Figure content listings -

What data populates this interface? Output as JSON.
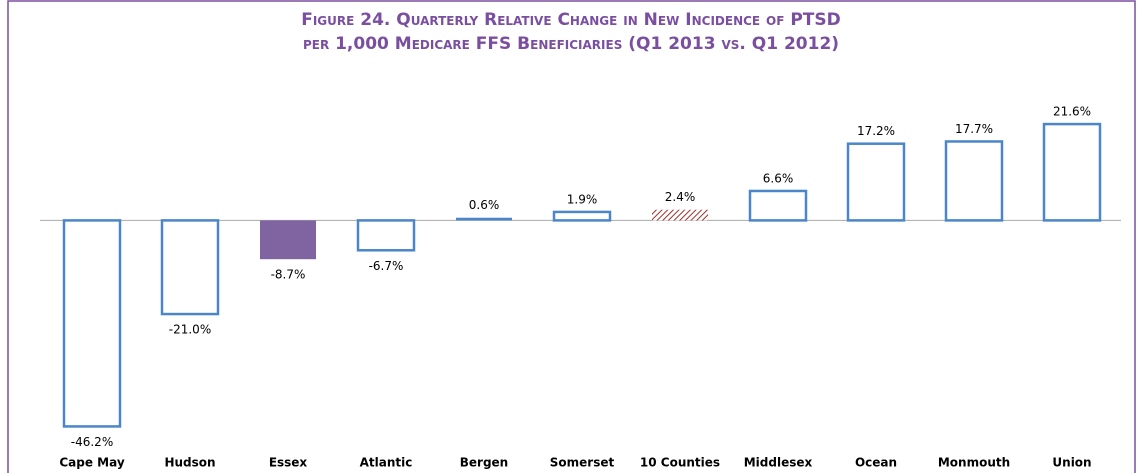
{
  "chart_data": {
    "type": "bar",
    "title": [
      "Figure 24. Quarterly Relative Change in New Incidence of PTSD",
      "per 1,000 Medicare FFS Beneficiaries (Q1 2013 vs. Q1 2012)"
    ],
    "categories": [
      "Cape May",
      "Hudson",
      "Essex",
      "Atlantic",
      "Bergen",
      "Somerset",
      "10 Counties",
      "Middlesex",
      "Ocean",
      "Monmouth",
      "Union"
    ],
    "values": [
      -46.2,
      -21.0,
      -8.7,
      -6.7,
      0.6,
      1.9,
      2.4,
      6.6,
      17.2,
      17.7,
      21.6
    ],
    "value_labels": [
      "-46.2%",
      "-21.0%",
      "-8.7%",
      "-6.7%",
      "0.6%",
      "1.9%",
      "2.4%",
      "6.6%",
      "17.2%",
      "17.7%",
      "21.6%"
    ],
    "colors": [
      "#4a86c8",
      "#4a86c8",
      "#8064a2",
      "#4a86c8",
      "#4a86c8",
      "#4a86c8",
      "#a0302a",
      "#4a86c8",
      "#4a86c8",
      "#4a86c8",
      "#4a86c8"
    ],
    "fills": [
      "outline",
      "outline",
      "solid",
      "outline",
      "solid",
      "outline",
      "hatch",
      "outline",
      "outline",
      "outline",
      "outline"
    ],
    "ylim": [
      -47,
      27
    ]
  }
}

Exercise description -
Without the pictures, retype the whole of the material above exactly.

Right answer -
What data populates this interface? Output as JSON.
{
  "chart_data": {
    "type": "bar",
    "title": [
      "Figure 24. Quarterly Relative Change in New Incidence of PTSD",
      "per 1,000 Medicare FFS Beneficiaries (Q1 2013 vs. Q1 2012)"
    ],
    "categories": [
      "Cape May",
      "Hudson",
      "Essex",
      "Atlantic",
      "Bergen",
      "Somerset",
      "10 Counties",
      "Middlesex",
      "Ocean",
      "Monmouth",
      "Union"
    ],
    "values": [
      -46.2,
      -21.0,
      -8.7,
      -6.7,
      0.6,
      1.9,
      2.4,
      6.6,
      17.2,
      17.7,
      21.6
    ],
    "value_labels": [
      "-46.2%",
      "-21.0%",
      "-8.7%",
      "-6.7%",
      "0.6%",
      "1.9%",
      "2.4%",
      "6.6%",
      "17.2%",
      "17.7%",
      "21.6%"
    ],
    "colors": [
      "#4a86c8",
      "#4a86c8",
      "#8064a2",
      "#4a86c8",
      "#4a86c8",
      "#4a86c8",
      "#a0302a",
      "#4a86c8",
      "#4a86c8",
      "#4a86c8",
      "#4a86c8"
    ],
    "fills": [
      "outline",
      "outline",
      "solid",
      "outline",
      "solid",
      "outline",
      "hatch",
      "outline",
      "outline",
      "outline",
      "outline"
    ],
    "ylim": [
      -47,
      27
    ]
  }
}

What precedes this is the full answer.